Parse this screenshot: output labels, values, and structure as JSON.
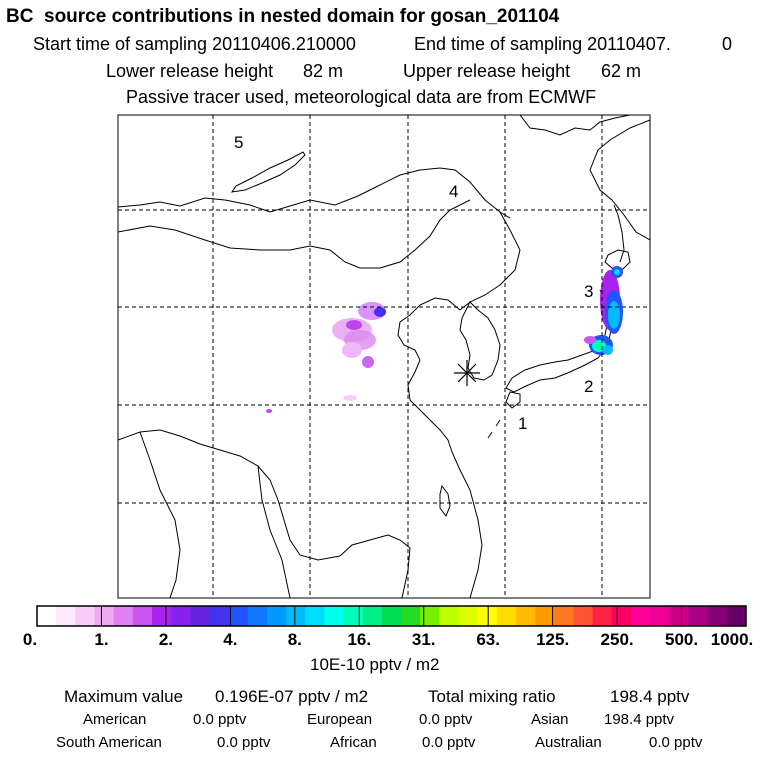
{
  "header": {
    "title": "BC  source contributions in nested domain for gosan_201104",
    "start_label": "Start time of sampling 20110406.210000",
    "end_label": "End time of sampling 20110407.",
    "end_value": "0",
    "lower_label": "Lower release height",
    "lower_value": "82 m",
    "upper_label": "Upper release height",
    "upper_value": "62 m",
    "note": "Passive tracer used, meteorological data are from ECMWF"
  },
  "map": {
    "region_labels": [
      "1",
      "2",
      "3",
      "4",
      "5"
    ],
    "receptor": "gosan",
    "receptor_symbol": "star"
  },
  "colorbar": {
    "unit_label": "10E-10 pptv / m2",
    "tick_labels": [
      "0.",
      "1.",
      "2.",
      "4.",
      "8.",
      "16.",
      "31.",
      "63.",
      "125.",
      "250.",
      "500.",
      "1000."
    ],
    "colors": [
      "#ffffff",
      "#fde8fd",
      "#f7ccf7",
      "#eeaaee",
      "#e080f0",
      "#cc55f0",
      "#aa22ee",
      "#8822ee",
      "#6622dd",
      "#4433ee",
      "#2255ff",
      "#1177ff",
      "#0099ff",
      "#00bbff",
      "#00ddff",
      "#00ffee",
      "#00ffbb",
      "#00ee88",
      "#00dd55",
      "#22dd22",
      "#77ee00",
      "#bbff00",
      "#ddff00",
      "#ffff00",
      "#ffdd00",
      "#ffbb00",
      "#ff9900",
      "#ff7722",
      "#ff5533",
      "#ff2244",
      "#ff0066",
      "#ff0099",
      "#ee0099",
      "#cc0088",
      "#aa0088",
      "#880077",
      "#660066"
    ]
  },
  "footer": {
    "max_label": "Maximum value",
    "max_value": "0.196E-07 pptv / m2",
    "total_label": "Total mixing ratio",
    "total_value": "198.4 pptv",
    "american_label": "American",
    "american_value": "0.0 pptv",
    "european_label": "European",
    "european_value": "0.0 pptv",
    "asian_label": "Asian",
    "asian_value": "198.4 pptv",
    "south_american_label": "South American",
    "south_american_value": "0.0 pptv",
    "african_label": "African",
    "african_value": "0.0 pptv",
    "australian_label": "Australian",
    "australian_value": "0.0 pptv"
  }
}
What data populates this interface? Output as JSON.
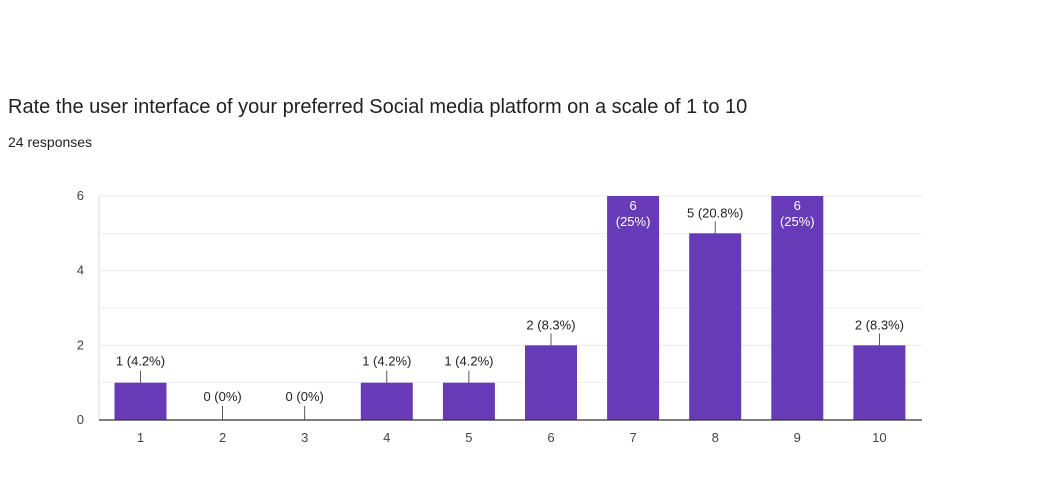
{
  "header": {
    "title": "Rate the user interface of your preferred Social media platform on a scale of 1 to 10",
    "responses": "24 responses"
  },
  "colors": {
    "bar": "#673ab7",
    "grid": "#e8e8e8",
    "axis": "#333333",
    "label_outside": "#202124",
    "label_inside": "#ffffff"
  },
  "chart_data": {
    "type": "bar",
    "categories": [
      "1",
      "2",
      "3",
      "4",
      "5",
      "6",
      "7",
      "8",
      "9",
      "10"
    ],
    "values": [
      1,
      0,
      0,
      1,
      1,
      2,
      6,
      5,
      6,
      2
    ],
    "percents": [
      "4.2%",
      "0%",
      "0%",
      "4.2%",
      "4.2%",
      "8.3%",
      "25%",
      "20.8%",
      "25%",
      "8.3%"
    ],
    "data_labels": [
      "1 (4.2%)",
      "0 (0%)",
      "0 (0%)",
      "1 (4.2%)",
      "1 (4.2%)",
      "2 (8.3%)",
      "6 (25%)",
      "5 (20.8%)",
      "6 (25%)",
      "2 (8.3%)"
    ],
    "yticks": [
      0,
      2,
      4,
      6
    ],
    "ylim": [
      0,
      6
    ],
    "grid": true,
    "xlabel": "",
    "ylabel": ""
  }
}
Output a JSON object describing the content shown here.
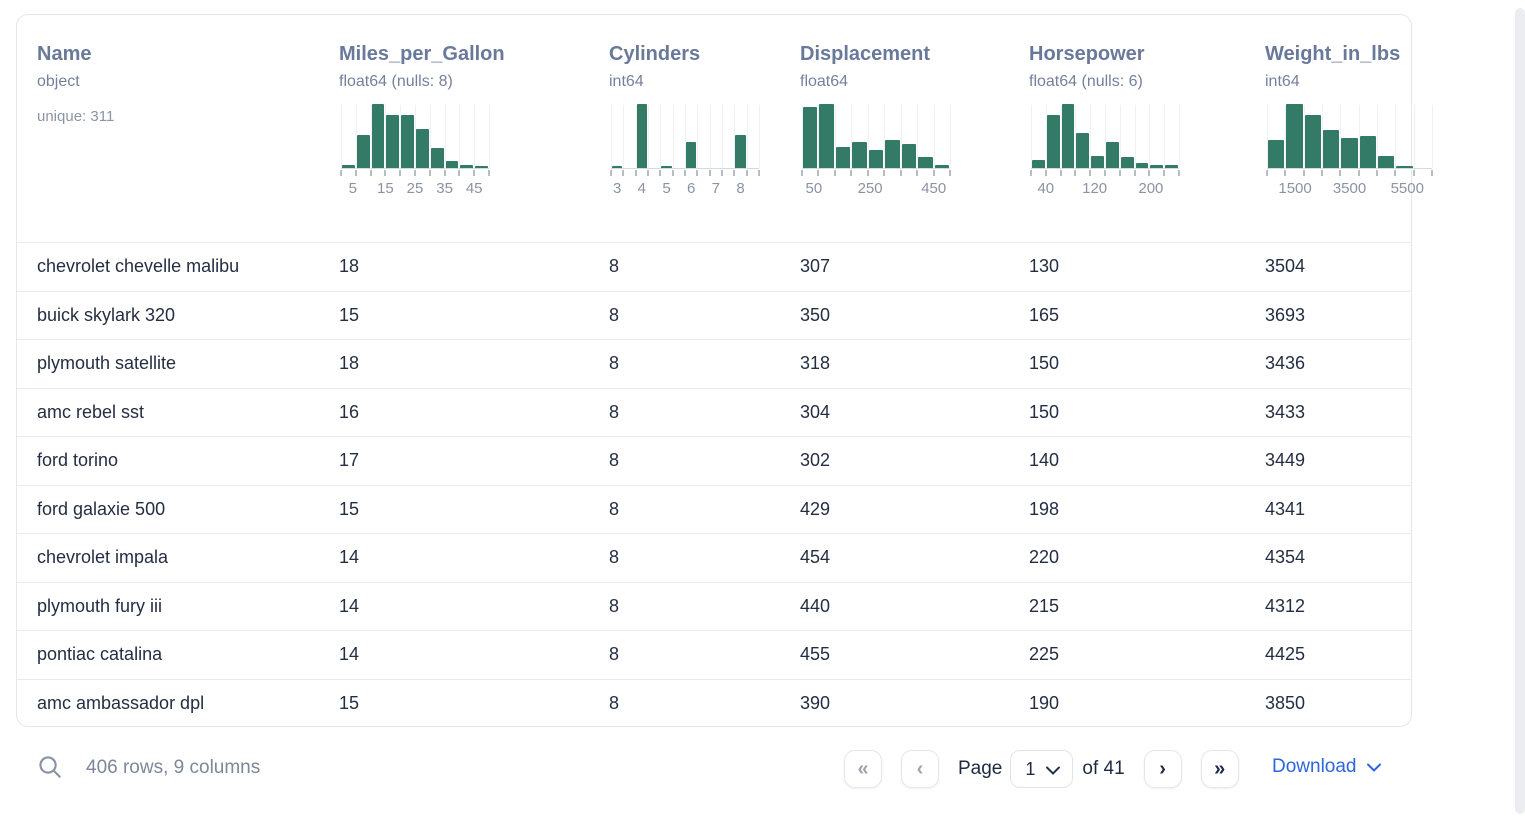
{
  "table": {
    "columns": [
      {
        "name": "Name",
        "type": "object",
        "extra": "unique: 311"
      },
      {
        "name": "Miles_per_Gallon",
        "type": "float64 (nulls: 8)",
        "histogram": {
          "type": "bar",
          "width": 148,
          "bar_heights_pct": [
            4,
            52,
            100,
            83,
            83,
            61,
            31,
            11,
            4,
            2
          ],
          "axis_labels": [
            {
              "text": "5",
              "pos": 0.08
            },
            {
              "text": "15",
              "pos": 0.3
            },
            {
              "text": "25",
              "pos": 0.5
            },
            {
              "text": "35",
              "pos": 0.7
            },
            {
              "text": "45",
              "pos": 0.9
            }
          ]
        }
      },
      {
        "name": "Cylinders",
        "type": "int64",
        "histogram": {
          "type": "bar",
          "width": 148,
          "bar_heights_pct": [
            3,
            0,
            100,
            0,
            2,
            0,
            40,
            0,
            0,
            0,
            52,
            0
          ],
          "axis_labels": [
            {
              "text": "3",
              "pos": 0.042
            },
            {
              "text": "4",
              "pos": 0.208
            },
            {
              "text": "5",
              "pos": 0.375
            },
            {
              "text": "6",
              "pos": 0.542
            },
            {
              "text": "7",
              "pos": 0.708
            },
            {
              "text": "8",
              "pos": 0.875
            }
          ]
        }
      },
      {
        "name": "Displacement",
        "type": "float64",
        "histogram": {
          "type": "bar",
          "width": 148,
          "bar_heights_pct": [
            95,
            100,
            33,
            40,
            28,
            43,
            38,
            17,
            4
          ],
          "axis_labels": [
            {
              "text": "50",
              "pos": 0.08
            },
            {
              "text": "250",
              "pos": 0.46
            },
            {
              "text": "450",
              "pos": 0.89
            }
          ]
        }
      },
      {
        "name": "Horsepower",
        "type": "float64 (nulls: 6)",
        "histogram": {
          "type": "bar",
          "width": 148,
          "bar_heights_pct": [
            13,
            83,
            100,
            55,
            18,
            40,
            17,
            8,
            5,
            4
          ],
          "axis_labels": [
            {
              "text": "40",
              "pos": 0.1
            },
            {
              "text": "120",
              "pos": 0.43
            },
            {
              "text": "200",
              "pos": 0.81
            }
          ]
        }
      },
      {
        "name": "Weight_in_lbs",
        "type": "int64",
        "histogram": {
          "type": "bar",
          "width": 165,
          "bar_heights_pct": [
            43,
            100,
            83,
            60,
            47,
            50,
            18,
            2,
            0
          ],
          "axis_labels": [
            {
              "text": "1500",
              "pos": 0.17
            },
            {
              "text": "3500",
              "pos": 0.5
            },
            {
              "text": "5500",
              "pos": 0.85
            }
          ]
        }
      }
    ],
    "rows": [
      [
        "chevrolet chevelle malibu",
        "18",
        "8",
        "307",
        "130",
        "3504"
      ],
      [
        "buick skylark 320",
        "15",
        "8",
        "350",
        "165",
        "3693"
      ],
      [
        "plymouth satellite",
        "18",
        "8",
        "318",
        "150",
        "3436"
      ],
      [
        "amc rebel sst",
        "16",
        "8",
        "304",
        "150",
        "3433"
      ],
      [
        "ford torino",
        "17",
        "8",
        "302",
        "140",
        "3449"
      ],
      [
        "ford galaxie 500",
        "15",
        "8",
        "429",
        "198",
        "4341"
      ],
      [
        "chevrolet impala",
        "14",
        "8",
        "454",
        "220",
        "4354"
      ],
      [
        "plymouth fury iii",
        "14",
        "8",
        "440",
        "215",
        "4312"
      ],
      [
        "pontiac catalina",
        "14",
        "8",
        "455",
        "225",
        "4425"
      ],
      [
        "amc ambassador dpl",
        "15",
        "8",
        "390",
        "190",
        "3850"
      ]
    ]
  },
  "footer": {
    "summary": "406 rows, 9 columns",
    "page_label": "Page",
    "page_value": "1",
    "of_label": "of 41",
    "download_label": "Download"
  },
  "icons": {
    "first_page": "«",
    "prev_page": "‹",
    "next_page": "›",
    "last_page": "»"
  },
  "colors": {
    "histogram_bar": "#337b67",
    "accent_blue": "#2b66dd",
    "header_text": "#69799a",
    "row_text": "#242e42"
  }
}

# EXERCISE BRIEF:
Copy every line above word for word and exclude the pictures.

# RESULT BELOW:
Parse this screenshot: output labels, values, and structure as JSON.
{
  "header": {
    "title": "BC  source contributions in nested domain for gosan_201104",
    "start_label": "Start time of sampling 20110406.210000",
    "end_label": "End time of sampling 20110407.",
    "end_value": "0",
    "lower_label": "Lower release height",
    "lower_value": "82 m",
    "upper_label": "Upper release height",
    "upper_value": "62 m",
    "note": "Passive tracer used, meteorological data are from ECMWF"
  },
  "map": {
    "region_labels": [
      "1",
      "2",
      "3",
      "4",
      "5"
    ],
    "receptor": "gosan",
    "receptor_symbol": "star"
  },
  "colorbar": {
    "unit_label": "10E-10 pptv / m2",
    "tick_labels": [
      "0.",
      "1.",
      "2.",
      "4.",
      "8.",
      "16.",
      "31.",
      "63.",
      "125.",
      "250.",
      "500.",
      "1000."
    ],
    "colors": [
      "#ffffff",
      "#fde8fd",
      "#f7ccf7",
      "#eeaaee",
      "#e080f0",
      "#cc55f0",
      "#aa22ee",
      "#8822ee",
      "#6622dd",
      "#4433ee",
      "#2255ff",
      "#1177ff",
      "#0099ff",
      "#00bbff",
      "#00ddff",
      "#00ffee",
      "#00ffbb",
      "#00ee88",
      "#00dd55",
      "#22dd22",
      "#77ee00",
      "#bbff00",
      "#ddff00",
      "#ffff00",
      "#ffdd00",
      "#ffbb00",
      "#ff9900",
      "#ff7722",
      "#ff5533",
      "#ff2244",
      "#ff0066",
      "#ff0099",
      "#ee0099",
      "#cc0088",
      "#aa0088",
      "#880077",
      "#660066"
    ]
  },
  "footer": {
    "max_label": "Maximum value",
    "max_value": "0.196E-07 pptv / m2",
    "total_label": "Total mixing ratio",
    "total_value": "198.4 pptv",
    "american_label": "American",
    "american_value": "0.0 pptv",
    "european_label": "European",
    "european_value": "0.0 pptv",
    "asian_label": "Asian",
    "asian_value": "198.4 pptv",
    "south_american_label": "South American",
    "south_american_value": "0.0 pptv",
    "african_label": "African",
    "african_value": "0.0 pptv",
    "australian_label": "Australian",
    "australian_value": "0.0 pptv"
  }
}
What data populates this interface? Output as JSON.
{
  "header": {
    "title": "Rate the user interface of your preferred Social media platform on a scale of 1 to 10",
    "responses": "24 responses"
  },
  "colors": {
    "bar": "#673ab7",
    "grid": "#e8e8e8",
    "axis": "#333333",
    "label_outside": "#202124",
    "label_inside": "#ffffff"
  },
  "chart_data": {
    "type": "bar",
    "categories": [
      "1",
      "2",
      "3",
      "4",
      "5",
      "6",
      "7",
      "8",
      "9",
      "10"
    ],
    "values": [
      1,
      0,
      0,
      1,
      1,
      2,
      6,
      5,
      6,
      2
    ],
    "percents": [
      "4.2%",
      "0%",
      "0%",
      "4.2%",
      "4.2%",
      "8.3%",
      "25%",
      "20.8%",
      "25%",
      "8.3%"
    ],
    "data_labels": [
      "1 (4.2%)",
      "0 (0%)",
      "0 (0%)",
      "1 (4.2%)",
      "1 (4.2%)",
      "2 (8.3%)",
      "6 (25%)",
      "5 (20.8%)",
      "6 (25%)",
      "2 (8.3%)"
    ],
    "yticks": [
      0,
      2,
      4,
      6
    ],
    "ylim": [
      0,
      6
    ],
    "grid": true,
    "xlabel": "",
    "ylabel": ""
  }
}
Output a JSON object describing the content shown here.
{
  "table": {
    "columns": [
      {
        "name": "Name",
        "type": "object",
        "extra": "unique: 311"
      },
      {
        "name": "Miles_per_Gallon",
        "type": "float64 (nulls: 8)",
        "histogram": {
          "type": "bar",
          "width": 148,
          "bar_heights_pct": [
            4,
            52,
            100,
            83,
            83,
            61,
            31,
            11,
            4,
            2
          ],
          "axis_labels": [
            {
              "text": "5",
              "pos": 0.08
            },
            {
              "text": "15",
              "pos": 0.3
            },
            {
              "text": "25",
              "pos": 0.5
            },
            {
              "text": "35",
              "pos": 0.7
            },
            {
              "text": "45",
              "pos": 0.9
            }
          ]
        }
      },
      {
        "name": "Cylinders",
        "type": "int64",
        "histogram": {
          "type": "bar",
          "width": 148,
          "bar_heights_pct": [
            3,
            0,
            100,
            0,
            2,
            0,
            40,
            0,
            0,
            0,
            52,
            0
          ],
          "axis_labels": [
            {
              "text": "3",
              "pos": 0.042
            },
            {
              "text": "4",
              "pos": 0.208
            },
            {
              "text": "5",
              "pos": 0.375
            },
            {
              "text": "6",
              "pos": 0.542
            },
            {
              "text": "7",
              "pos": 0.708
            },
            {
              "text": "8",
              "pos": 0.875
            }
          ]
        }
      },
      {
        "name": "Displacement",
        "type": "float64",
        "histogram": {
          "type": "bar",
          "width": 148,
          "bar_heights_pct": [
            95,
            100,
            33,
            40,
            28,
            43,
            38,
            17,
            4
          ],
          "axis_labels": [
            {
              "text": "50",
              "pos": 0.08
            },
            {
              "text": "250",
              "pos": 0.46
            },
            {
              "text": "450",
              "pos": 0.89
            }
          ]
        }
      },
      {
        "name": "Horsepower",
        "type": "float64 (nulls: 6)",
        "histogram": {
          "type": "bar",
          "width": 148,
          "bar_heights_pct": [
            13,
            83,
            100,
            55,
            18,
            40,
            17,
            8,
            5,
            4
          ],
          "axis_labels": [
            {
              "text": "40",
              "pos": 0.1
            },
            {
              "text": "120",
              "pos": 0.43
            },
            {
              "text": "200",
              "pos": 0.81
            }
          ]
        }
      },
      {
        "name": "Weight_in_lbs",
        "type": "int64",
        "histogram": {
          "type": "bar",
          "width": 165,
          "bar_heights_pct": [
            43,
            100,
            83,
            60,
            47,
            50,
            18,
            2,
            0
          ],
          "axis_labels": [
            {
              "text": "1500",
              "pos": 0.17
            },
            {
              "text": "3500",
              "pos": 0.5
            },
            {
              "text": "5500",
              "pos": 0.85
            }
          ]
        }
      }
    ],
    "rows": [
      [
        "chevrolet chevelle malibu",
        "18",
        "8",
        "307",
        "130",
        "3504"
      ],
      [
        "buick skylark 320",
        "15",
        "8",
        "350",
        "165",
        "3693"
      ],
      [
        "plymouth satellite",
        "18",
        "8",
        "318",
        "150",
        "3436"
      ],
      [
        "amc rebel sst",
        "16",
        "8",
        "304",
        "150",
        "3433"
      ],
      [
        "ford torino",
        "17",
        "8",
        "302",
        "140",
        "3449"
      ],
      [
        "ford galaxie 500",
        "15",
        "8",
        "429",
        "198",
        "4341"
      ],
      [
        "chevrolet impala",
        "14",
        "8",
        "454",
        "220",
        "4354"
      ],
      [
        "plymouth fury iii",
        "14",
        "8",
        "440",
        "215",
        "4312"
      ],
      [
        "pontiac catalina",
        "14",
        "8",
        "455",
        "225",
        "4425"
      ],
      [
        "amc ambassador dpl",
        "15",
        "8",
        "390",
        "190",
        "3850"
      ]
    ]
  },
  "footer": {
    "summary": "406 rows, 9 columns",
    "page_label": "Page",
    "page_value": "1",
    "of_label": "of 41",
    "download_label": "Download"
  },
  "icons": {
    "first_page": "«",
    "prev_page": "‹",
    "next_page": "›",
    "last_page": "»"
  },
  "colors": {
    "histogram_bar": "#337b67",
    "accent_blue": "#2b66dd",
    "header_text": "#69799a",
    "row_text": "#242e42"
  }
}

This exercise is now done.